DATA FOR THIS TASK:
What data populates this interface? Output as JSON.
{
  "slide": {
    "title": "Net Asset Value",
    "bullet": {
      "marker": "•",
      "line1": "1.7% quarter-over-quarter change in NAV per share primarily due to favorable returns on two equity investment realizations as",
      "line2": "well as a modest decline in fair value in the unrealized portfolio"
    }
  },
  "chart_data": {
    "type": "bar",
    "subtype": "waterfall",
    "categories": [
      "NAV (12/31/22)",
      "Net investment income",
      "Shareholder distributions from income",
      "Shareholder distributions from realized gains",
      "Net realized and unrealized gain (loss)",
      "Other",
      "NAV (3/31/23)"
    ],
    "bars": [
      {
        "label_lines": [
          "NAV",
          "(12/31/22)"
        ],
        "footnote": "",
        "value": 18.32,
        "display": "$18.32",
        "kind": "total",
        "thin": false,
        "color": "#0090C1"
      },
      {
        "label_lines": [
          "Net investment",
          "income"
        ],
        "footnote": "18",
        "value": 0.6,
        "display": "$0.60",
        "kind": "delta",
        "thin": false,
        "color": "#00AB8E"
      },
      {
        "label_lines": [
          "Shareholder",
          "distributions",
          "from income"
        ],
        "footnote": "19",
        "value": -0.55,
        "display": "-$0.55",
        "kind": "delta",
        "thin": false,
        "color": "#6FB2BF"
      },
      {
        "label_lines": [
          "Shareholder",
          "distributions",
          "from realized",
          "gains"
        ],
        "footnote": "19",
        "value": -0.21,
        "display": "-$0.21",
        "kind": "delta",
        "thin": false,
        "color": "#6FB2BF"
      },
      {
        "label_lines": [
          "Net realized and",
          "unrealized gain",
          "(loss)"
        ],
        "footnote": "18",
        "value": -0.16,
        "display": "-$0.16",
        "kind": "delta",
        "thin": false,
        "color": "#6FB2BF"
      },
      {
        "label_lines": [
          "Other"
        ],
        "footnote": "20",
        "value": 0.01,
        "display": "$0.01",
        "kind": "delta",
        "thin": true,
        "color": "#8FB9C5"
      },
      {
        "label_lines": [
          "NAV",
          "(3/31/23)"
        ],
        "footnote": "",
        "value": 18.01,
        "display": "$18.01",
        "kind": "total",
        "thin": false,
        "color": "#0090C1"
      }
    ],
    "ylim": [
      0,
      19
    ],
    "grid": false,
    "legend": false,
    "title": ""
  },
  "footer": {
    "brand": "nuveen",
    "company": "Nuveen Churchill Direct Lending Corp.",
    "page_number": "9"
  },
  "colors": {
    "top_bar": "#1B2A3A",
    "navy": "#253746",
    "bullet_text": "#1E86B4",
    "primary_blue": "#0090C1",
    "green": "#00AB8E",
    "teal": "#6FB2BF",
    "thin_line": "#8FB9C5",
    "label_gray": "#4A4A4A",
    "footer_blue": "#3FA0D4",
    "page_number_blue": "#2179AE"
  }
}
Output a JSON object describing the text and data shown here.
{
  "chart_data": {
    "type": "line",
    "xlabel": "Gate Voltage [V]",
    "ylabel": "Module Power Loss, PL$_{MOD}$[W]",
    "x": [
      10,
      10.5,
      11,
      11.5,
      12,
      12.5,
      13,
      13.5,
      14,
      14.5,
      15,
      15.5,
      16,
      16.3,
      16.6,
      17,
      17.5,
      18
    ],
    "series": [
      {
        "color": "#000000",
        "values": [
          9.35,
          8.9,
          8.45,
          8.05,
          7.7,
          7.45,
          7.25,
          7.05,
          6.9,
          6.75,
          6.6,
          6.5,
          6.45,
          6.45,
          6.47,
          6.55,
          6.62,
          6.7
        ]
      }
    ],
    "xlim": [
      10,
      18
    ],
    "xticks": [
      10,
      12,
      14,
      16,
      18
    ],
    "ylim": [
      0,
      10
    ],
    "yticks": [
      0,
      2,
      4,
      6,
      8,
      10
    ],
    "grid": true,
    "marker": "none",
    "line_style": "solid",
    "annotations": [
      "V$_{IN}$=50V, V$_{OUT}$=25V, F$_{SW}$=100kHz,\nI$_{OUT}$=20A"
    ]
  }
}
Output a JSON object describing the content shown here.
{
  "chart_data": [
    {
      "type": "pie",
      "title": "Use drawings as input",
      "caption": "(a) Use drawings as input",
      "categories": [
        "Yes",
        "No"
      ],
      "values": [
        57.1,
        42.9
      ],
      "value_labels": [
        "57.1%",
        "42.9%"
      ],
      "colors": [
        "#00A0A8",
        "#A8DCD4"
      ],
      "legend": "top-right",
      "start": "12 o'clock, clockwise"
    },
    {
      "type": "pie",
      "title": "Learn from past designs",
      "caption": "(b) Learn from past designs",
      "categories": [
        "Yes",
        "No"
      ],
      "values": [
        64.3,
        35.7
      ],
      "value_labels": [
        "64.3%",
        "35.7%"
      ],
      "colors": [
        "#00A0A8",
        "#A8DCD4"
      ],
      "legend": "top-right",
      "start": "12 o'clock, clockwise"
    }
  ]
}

WRITTEN EXERCISE:
Write out every entry verbatim.

FULL SOLUTION:
What data populates this interface? Output as JSON.
{
  "slide": {
    "title": "Net Asset Value",
    "bullet": {
      "marker": "•",
      "line1": "1.7% quarter-over-quarter change in NAV per share primarily due to favorable returns on two equity investment realizations as",
      "line2": "well as a modest decline in fair value in the unrealized portfolio"
    }
  },
  "chart_data": {
    "type": "bar",
    "subtype": "waterfall",
    "categories": [
      "NAV (12/31/22)",
      "Net investment income",
      "Shareholder distributions from income",
      "Shareholder distributions from realized gains",
      "Net realized and unrealized gain (loss)",
      "Other",
      "NAV (3/31/23)"
    ],
    "bars": [
      {
        "label_lines": [
          "NAV",
          "(12/31/22)"
        ],
        "footnote": "",
        "value": 18.32,
        "display": "$18.32",
        "kind": "total",
        "thin": false,
        "color": "#0090C1"
      },
      {
        "label_lines": [
          "Net investment",
          "income"
        ],
        "footnote": "18",
        "value": 0.6,
        "display": "$0.60",
        "kind": "delta",
        "thin": false,
        "color": "#00AB8E"
      },
      {
        "label_lines": [
          "Shareholder",
          "distributions",
          "from income"
        ],
        "footnote": "19",
        "value": -0.55,
        "display": "-$0.55",
        "kind": "delta",
        "thin": false,
        "color": "#6FB2BF"
      },
      {
        "label_lines": [
          "Shareholder",
          "distributions",
          "from realized",
          "gains"
        ],
        "footnote": "19",
        "value": -0.21,
        "display": "-$0.21",
        "kind": "delta",
        "thin": false,
        "color": "#6FB2BF"
      },
      {
        "label_lines": [
          "Net realized and",
          "unrealized gain",
          "(loss)"
        ],
        "footnote": "18",
        "value": -0.16,
        "display": "-$0.16",
        "kind": "delta",
        "thin": false,
        "color": "#6FB2BF"
      },
      {
        "label_lines": [
          "Other"
        ],
        "footnote": "20",
        "value": 0.01,
        "display": "$0.01",
        "kind": "delta",
        "thin": true,
        "color": "#8FB9C5"
      },
      {
        "label_lines": [
          "NAV",
          "(3/31/23)"
        ],
        "footnote": "",
        "value": 18.01,
        "display": "$18.01",
        "kind": "total",
        "thin": false,
        "color": "#0090C1"
      }
    ],
    "ylim": [
      0,
      19
    ],
    "grid": false,
    "legend": false,
    "title": ""
  },
  "footer": {
    "brand": "nuveen",
    "company": "Nuveen Churchill Direct Lending Corp.",
    "page_number": "9"
  },
  "colors": {
    "top_bar": "#1B2A3A",
    "navy": "#253746",
    "bullet_text": "#1E86B4",
    "primary_blue": "#0090C1",
    "green": "#00AB8E",
    "teal": "#6FB2BF",
    "thin_line": "#8FB9C5",
    "label_gray": "#4A4A4A",
    "footer_blue": "#3FA0D4",
    "page_number_blue": "#2179AE"
  }
}
Output a JSON object describing the text and data shown here.
{
  "chart_data": {
    "type": "line",
    "xlabel": "Gate Voltage [V]",
    "ylabel": "Module Power Loss, PL$_{MOD}$[W]",
    "x": [
      10,
      10.5,
      11,
      11.5,
      12,
      12.5,
      13,
      13.5,
      14,
      14.5,
      15,
      15.5,
      16,
      16.3,
      16.6,
      17,
      17.5,
      18
    ],
    "series": [
      {
        "color": "#000000",
        "values": [
          9.35,
          8.9,
          8.45,
          8.05,
          7.7,
          7.45,
          7.25,
          7.05,
          6.9,
          6.75,
          6.6,
          6.5,
          6.45,
          6.45,
          6.47,
          6.55,
          6.62,
          6.7
        ]
      }
    ],
    "xlim": [
      10,
      18
    ],
    "xticks": [
      10,
      12,
      14,
      16,
      18
    ],
    "ylim": [
      0,
      10
    ],
    "yticks": [
      0,
      2,
      4,
      6,
      8,
      10
    ],
    "grid": true,
    "marker": "none",
    "line_style": "solid",
    "annotations": [
      "V$_{IN}$=50V, V$_{OUT}$=25V, F$_{SW}$=100kHz,\nI$_{OUT}$=20A"
    ]
  }
}
Output a JSON object describing the content shown here.
{
  "chart_data": [
    {
      "type": "pie",
      "title": "Use drawings as input",
      "caption": "(a) Use drawings as input",
      "categories": [
        "Yes",
        "No"
      ],
      "values": [
        57.1,
        42.9
      ],
      "value_labels": [
        "57.1%",
        "42.9%"
      ],
      "colors": [
        "#00A0A8",
        "#A8DCD4"
      ],
      "legend": "top-right",
      "start": "12 o'clock, clockwise"
    },
    {
      "type": "pie",
      "title": "Learn from past designs",
      "caption": "(b) Learn from past designs",
      "categories": [
        "Yes",
        "No"
      ],
      "values": [
        64.3,
        35.7
      ],
      "value_labels": [
        "64.3%",
        "35.7%"
      ],
      "colors": [
        "#00A0A8",
        "#A8DCD4"
      ],
      "legend": "top-right",
      "start": "12 o'clock, clockwise"
    }
  ]
}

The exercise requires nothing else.